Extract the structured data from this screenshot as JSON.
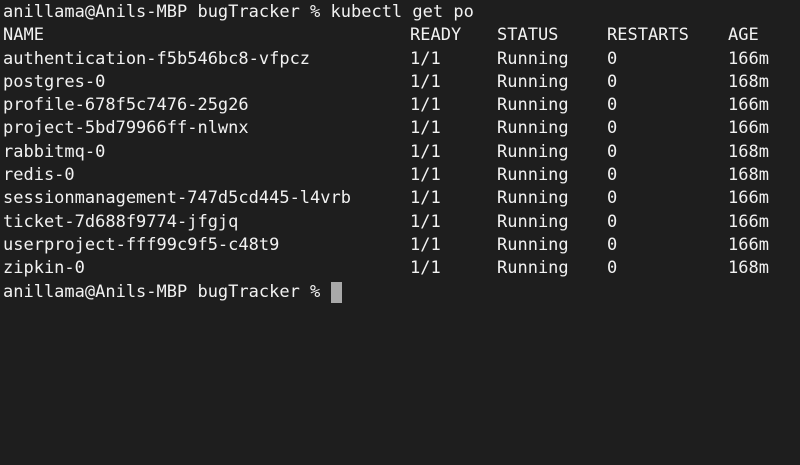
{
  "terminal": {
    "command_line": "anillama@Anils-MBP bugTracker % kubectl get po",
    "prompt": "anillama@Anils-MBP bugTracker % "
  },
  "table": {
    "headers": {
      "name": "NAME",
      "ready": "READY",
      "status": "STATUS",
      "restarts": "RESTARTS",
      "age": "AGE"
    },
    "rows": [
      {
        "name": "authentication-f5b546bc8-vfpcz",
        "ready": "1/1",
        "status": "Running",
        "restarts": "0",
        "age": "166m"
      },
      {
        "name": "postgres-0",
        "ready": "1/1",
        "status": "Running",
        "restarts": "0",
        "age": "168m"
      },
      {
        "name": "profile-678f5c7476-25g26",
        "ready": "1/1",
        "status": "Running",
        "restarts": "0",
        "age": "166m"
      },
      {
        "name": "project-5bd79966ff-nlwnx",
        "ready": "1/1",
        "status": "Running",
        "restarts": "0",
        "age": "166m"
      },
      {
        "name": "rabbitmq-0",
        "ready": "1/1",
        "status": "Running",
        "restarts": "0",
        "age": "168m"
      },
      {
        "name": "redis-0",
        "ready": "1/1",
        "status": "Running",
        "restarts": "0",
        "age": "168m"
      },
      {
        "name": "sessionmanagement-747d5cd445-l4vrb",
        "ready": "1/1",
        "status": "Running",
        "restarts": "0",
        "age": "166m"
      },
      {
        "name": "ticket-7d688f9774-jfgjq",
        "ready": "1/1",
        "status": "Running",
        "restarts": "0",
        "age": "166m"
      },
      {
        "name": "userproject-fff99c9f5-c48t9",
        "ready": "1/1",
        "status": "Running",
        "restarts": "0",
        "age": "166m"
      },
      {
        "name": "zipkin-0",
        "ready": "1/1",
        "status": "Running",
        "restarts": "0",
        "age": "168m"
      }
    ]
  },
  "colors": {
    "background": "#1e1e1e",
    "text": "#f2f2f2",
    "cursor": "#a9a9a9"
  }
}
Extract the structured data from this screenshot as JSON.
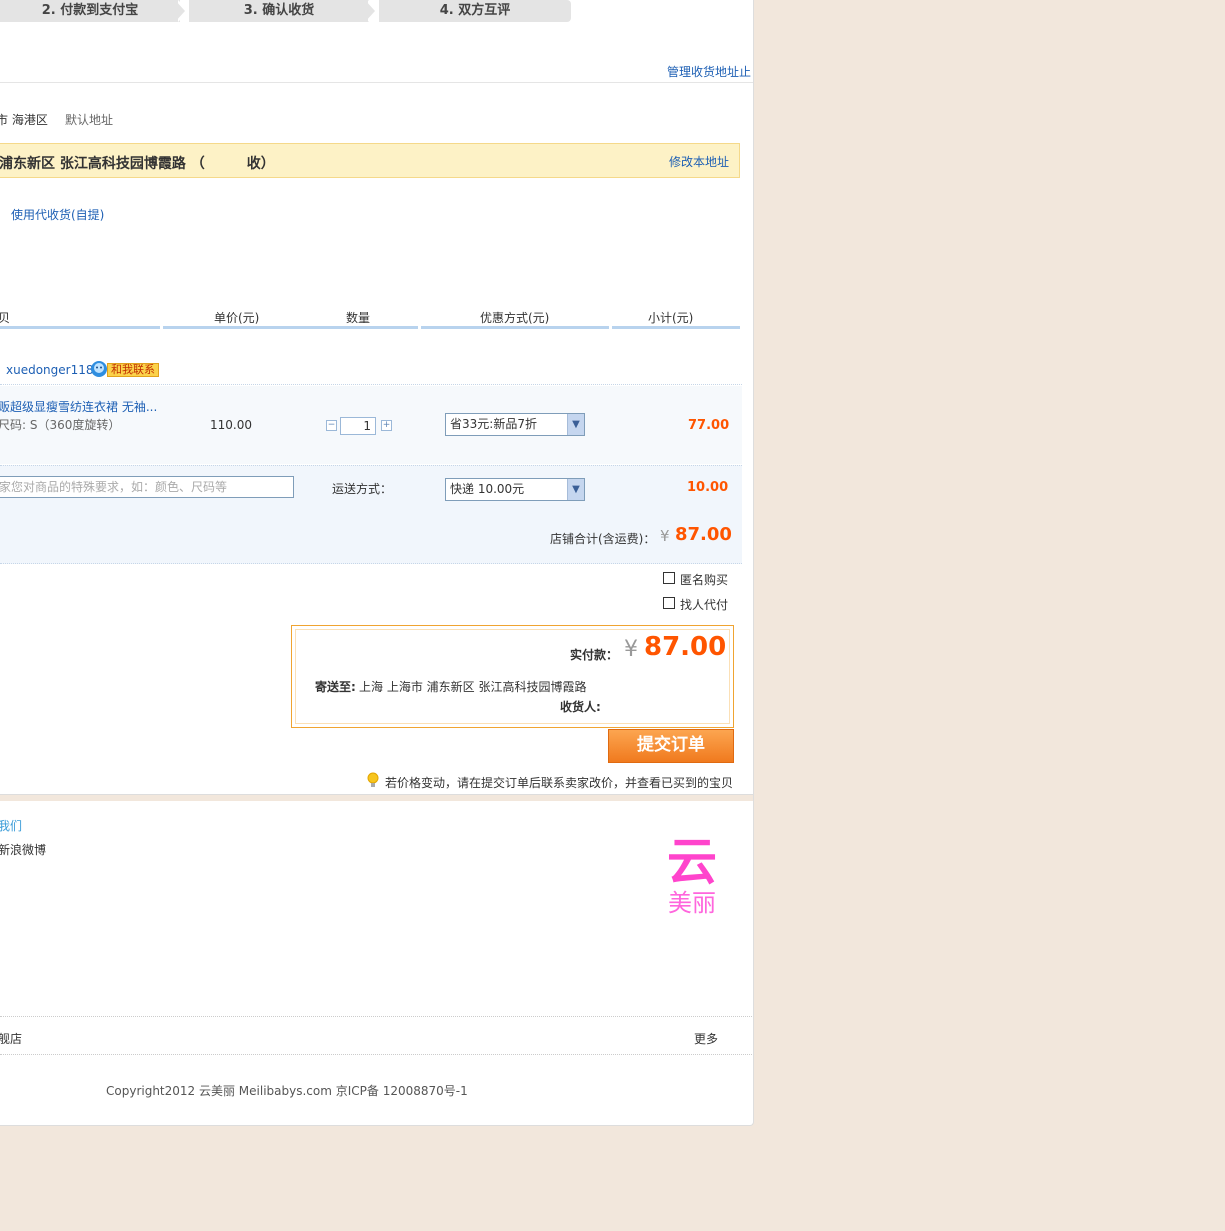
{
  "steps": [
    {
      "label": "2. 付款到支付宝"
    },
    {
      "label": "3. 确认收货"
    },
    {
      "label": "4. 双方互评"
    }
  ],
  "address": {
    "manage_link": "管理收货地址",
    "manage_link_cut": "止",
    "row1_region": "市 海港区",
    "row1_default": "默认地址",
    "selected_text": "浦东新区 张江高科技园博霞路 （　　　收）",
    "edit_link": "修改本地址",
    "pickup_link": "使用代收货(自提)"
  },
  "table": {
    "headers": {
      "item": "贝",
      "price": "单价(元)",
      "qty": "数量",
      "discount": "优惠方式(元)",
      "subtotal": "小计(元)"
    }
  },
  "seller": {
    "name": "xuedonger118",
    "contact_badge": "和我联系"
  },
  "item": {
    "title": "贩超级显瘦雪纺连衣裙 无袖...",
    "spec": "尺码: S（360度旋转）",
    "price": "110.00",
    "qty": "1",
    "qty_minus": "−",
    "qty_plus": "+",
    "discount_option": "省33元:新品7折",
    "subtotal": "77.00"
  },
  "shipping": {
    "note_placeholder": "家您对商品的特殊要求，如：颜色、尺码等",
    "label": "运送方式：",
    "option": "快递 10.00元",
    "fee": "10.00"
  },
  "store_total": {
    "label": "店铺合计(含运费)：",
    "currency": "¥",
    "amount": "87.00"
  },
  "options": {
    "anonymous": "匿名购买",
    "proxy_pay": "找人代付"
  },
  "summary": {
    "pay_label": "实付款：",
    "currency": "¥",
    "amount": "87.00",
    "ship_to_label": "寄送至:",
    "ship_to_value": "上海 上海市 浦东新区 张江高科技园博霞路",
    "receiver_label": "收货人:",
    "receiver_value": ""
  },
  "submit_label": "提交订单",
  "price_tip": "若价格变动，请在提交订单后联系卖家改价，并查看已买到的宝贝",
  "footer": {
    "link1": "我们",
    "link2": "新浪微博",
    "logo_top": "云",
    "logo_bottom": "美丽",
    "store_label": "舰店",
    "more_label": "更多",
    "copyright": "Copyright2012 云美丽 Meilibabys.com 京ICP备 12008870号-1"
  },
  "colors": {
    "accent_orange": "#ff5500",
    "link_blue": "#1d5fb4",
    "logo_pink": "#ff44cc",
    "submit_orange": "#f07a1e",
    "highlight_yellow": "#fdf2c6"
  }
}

****

#### SHORT PROBLEM
Apart from the pictures, the entries above are to be repeated in full and exactly.

#### EXERCISE ANSWER
Extract the structured data from this screenshot as JSON.
{
  "terminal": {
    "command_line": "anillama@Anils-MBP bugTracker % kubectl get po",
    "prompt": "anillama@Anils-MBP bugTracker % "
  },
  "table": {
    "headers": {
      "name": "NAME",
      "ready": "READY",
      "status": "STATUS",
      "restarts": "RESTARTS",
      "age": "AGE"
    },
    "rows": [
      {
        "name": "authentication-f5b546bc8-vfpcz",
        "ready": "1/1",
        "status": "Running",
        "restarts": "0",
        "age": "166m"
      },
      {
        "name": "postgres-0",
        "ready": "1/1",
        "status": "Running",
        "restarts": "0",
        "age": "168m"
      },
      {
        "name": "profile-678f5c7476-25g26",
        "ready": "1/1",
        "status": "Running",
        "restarts": "0",
        "age": "166m"
      },
      {
        "name": "project-5bd79966ff-nlwnx",
        "ready": "1/1",
        "status": "Running",
        "restarts": "0",
        "age": "166m"
      },
      {
        "name": "rabbitmq-0",
        "ready": "1/1",
        "status": "Running",
        "restarts": "0",
        "age": "168m"
      },
      {
        "name": "redis-0",
        "ready": "1/1",
        "status": "Running",
        "restarts": "0",
        "age": "168m"
      },
      {
        "name": "sessionmanagement-747d5cd445-l4vrb",
        "ready": "1/1",
        "status": "Running",
        "restarts": "0",
        "age": "166m"
      },
      {
        "name": "ticket-7d688f9774-jfgjq",
        "ready": "1/1",
        "status": "Running",
        "restarts": "0",
        "age": "166m"
      },
      {
        "name": "userproject-fff99c9f5-c48t9",
        "ready": "1/1",
        "status": "Running",
        "restarts": "0",
        "age": "166m"
      },
      {
        "name": "zipkin-0",
        "ready": "1/1",
        "status": "Running",
        "restarts": "0",
        "age": "168m"
      }
    ]
  },
  "colors": {
    "background": "#1e1e1e",
    "text": "#f2f2f2",
    "cursor": "#a9a9a9"
  }
}
Extract the structured data from this screenshot as JSON.
{
  "steps": [
    {
      "label": "2. 付款到支付宝"
    },
    {
      "label": "3. 确认收货"
    },
    {
      "label": "4. 双方互评"
    }
  ],
  "address": {
    "manage_link": "管理收货地址",
    "manage_link_cut": "止",
    "row1_region": "市 海港区",
    "row1_default": "默认地址",
    "selected_text": "浦东新区 张江高科技园博霞路 （　　　收）",
    "edit_link": "修改本地址",
    "pickup_link": "使用代收货(自提)"
  },
  "table": {
    "headers": {
      "item": "贝",
      "price": "单价(元)",
      "qty": "数量",
      "discount": "优惠方式(元)",
      "subtotal": "小计(元)"
    }
  },
  "seller": {
    "name": "xuedonger118",
    "contact_badge": "和我联系"
  },
  "item": {
    "title": "贩超级显瘦雪纺连衣裙 无袖...",
    "spec": "尺码: S（360度旋转）",
    "price": "110.00",
    "qty": "1",
    "qty_minus": "−",
    "qty_plus": "+",
    "discount_option": "省33元:新品7折",
    "subtotal": "77.00"
  },
  "shipping": {
    "note_placeholder": "家您对商品的特殊要求，如：颜色、尺码等",
    "label": "运送方式：",
    "option": "快递 10.00元",
    "fee": "10.00"
  },
  "store_total": {
    "label": "店铺合计(含运费)：",
    "currency": "¥",
    "amount": "87.00"
  },
  "options": {
    "anonymous": "匿名购买",
    "proxy_pay": "找人代付"
  },
  "summary": {
    "pay_label": "实付款：",
    "currency": "¥",
    "amount": "87.00",
    "ship_to_label": "寄送至:",
    "ship_to_value": "上海 上海市 浦东新区 张江高科技园博霞路",
    "receiver_label": "收货人:",
    "receiver_value": ""
  },
  "submit_label": "提交订单",
  "price_tip": "若价格变动，请在提交订单后联系卖家改价，并查看已买到的宝贝",
  "footer": {
    "link1": "我们",
    "link2": "新浪微博",
    "logo_top": "云",
    "logo_bottom": "美丽",
    "store_label": "舰店",
    "more_label": "更多",
    "copyright": "Copyright2012 云美丽 Meilibabys.com 京ICP备 12008870号-1"
  },
  "colors": {
    "accent_orange": "#ff5500",
    "link_blue": "#1d5fb4",
    "logo_pink": "#ff44cc",
    "submit_orange": "#f07a1e",
    "highlight_yellow": "#fdf2c6"
  }
}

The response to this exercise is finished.